** start of Provided passage **

Gratitude * Sunday
Sunday’s heartfelt tradition.
A time to slow down, to reflect, to be grateful.
A list of gratitudes, our gratefulness feeds one another.
Quoted from Taryn Wilson
Joining the Gratitude Sunday Tradition at Wooly Moss Roots.
O, cold snowy day,
stay the day and go away.
Clear roads make my way.
I didn’t want to write about this before the winter holidays: grief is one of the issues that arises during holidays. We don’t talk about it much. After all, we are trying to celebrate and make merry, to “be happy”. Grief is there nonetheless and for some of us the monster in the room affects our ability to enjoy the winter holidays. I’ll write about it now the holidays are done and that gives me another year to think about it and prepare against the next round of festivities. They come around so quickly these days.
Grief is about more than the loss of a loved one, which for me is at the extreme end of a spectrum. The grief spectrum isn’t rated; at any one moment one loss can feel as strongly as another despite any perceived or unperceived degree of difference. I’ll not list the people who have already gone from my life or the beloved pets, independent and dependent companions whom I sometimes failed. Failure being its own form of grief.
Grief includes the loss of abilities, like when one realizes the days of youth are gone. When the risks are greater than the benefits. When you remember the different bodies you’ve had and what the other ones used to look like and feel like. When your body becomes dry and babies are no longer a possibility. When mobility limits your world. When driving is no longer an option. When food doesn’t taste good or digest well, but you know you have to eat. When all video and TV viewing require sub-titles. When large print becomes your friend. When your dresser drawer is full of granny panties instead of lacy bikinis. When you have to plan rearranging the furniture because what used to take an hour now takes three days. When you can’t remember an event all your siblings do, and you were the star of the event. When all your elders have gone and you are now the oldest person in your family.
My mom has been gone two and a half years now. It’s not easier. It’s harder in a different way. The holidays used to be all about her. She made the holidays happen for me for so many years of my life, and after I became older I wanted to spend those days with her and would arrange my schedule. Now she has gone there is an elusive unanchored feeling to the holiday, no imperative to be at her home at a certain time. Family left behind after the matriarch dies can choose to make different traditions. That old tradition is lost, gone to the graveyard of Christmas past.
Who is the new matriarch when the old one dies? Usually the first born daughter. That would be moi. The daughter who was never completely trusted. As I told my family this year I’m pretty lousy at matriarchal behavior, obviously, as the family has fallen apart. Then I proceeded to blather on with opinions and brain vomit, some of which probably didn’t need to be said to them or in front of their children. Who knows what children understand or take from adult conversations but as I left I felt I had opened the pie-hole really wide and stuffed both feet in sideways. Some matriarch. As if anybody had any doubt about my opinions and ability to brain puke all doubt has now been removed.

** end of Provided passage **

## To-do list
**a.** Determine whether each of the following statements agrees with the post on holiday grief above. Answer yes or no for each, and quote the words of the post that decide it: (i) The writer's mother has been gone for two and a half years. (ii) The writer states that the loss has become easier with time. (iii) The writer identifies as the first born daughter.
**b.** Carry the post on holiday grief above forward, writing the passage that follows its final sentence.

** start of Stored data **

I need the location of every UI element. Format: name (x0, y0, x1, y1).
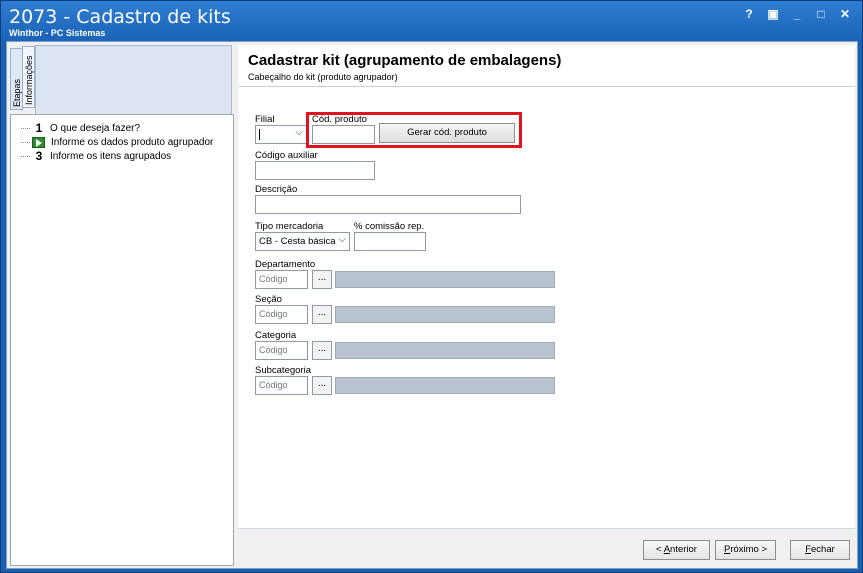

** end of Stored data **

## Answers by task
**a.**
(i) Yes: "My mom has been gone two and a half years now."
(ii) No: "It’s not easier."
(iii) Yes: "Usually the first born daughter. That would be moi."

**b.**
So one more grief, spewing words that can’t be recovered. With any luck at all, the people who were there will consider me a blowhard, a loud, opinionated, blathering, nearly senile old aunt who has no idea what she is talking about and they won’t take me seriously. Maybe the words that needn’t have been said won’t be believed, which is just as well. Maybe the words will confirm long held beliefs regarding choices. Maybe the grief is also about thinking too much and caring too much about things that shouldn’t or don’t matter.
The grief is absolutely about missing the past. Of Christmases created for you, of the delight and the surprise, of the joy and the wonder. Of Christmases you created for yourself and others that seemed to go almost right. Of repressing the memories of the parts that went wrong. Of acknowledging the sorrow created by the pressure for “perfect” holidays.
We could create holiday traditions to honor grief, to let it out for a moment. Maybe we should begin each holiday gathering by listing the names of all those who used to make our holidays special and are no longer with us. By invoking their memories we can justify celebrating them and let the grief have a few minutes of life, sharing our words, and memories, and space with the ghosts of Christmases past. Then we can let them go and enjoy the present and the new memories in the making.
Color Watch – colorful attractions in my neighborhoods this week – didn’t get out this week to take new photos. Here’s some of the pretty packages I got for Christmas. The crocheted high heels were made by my paternal grandmother.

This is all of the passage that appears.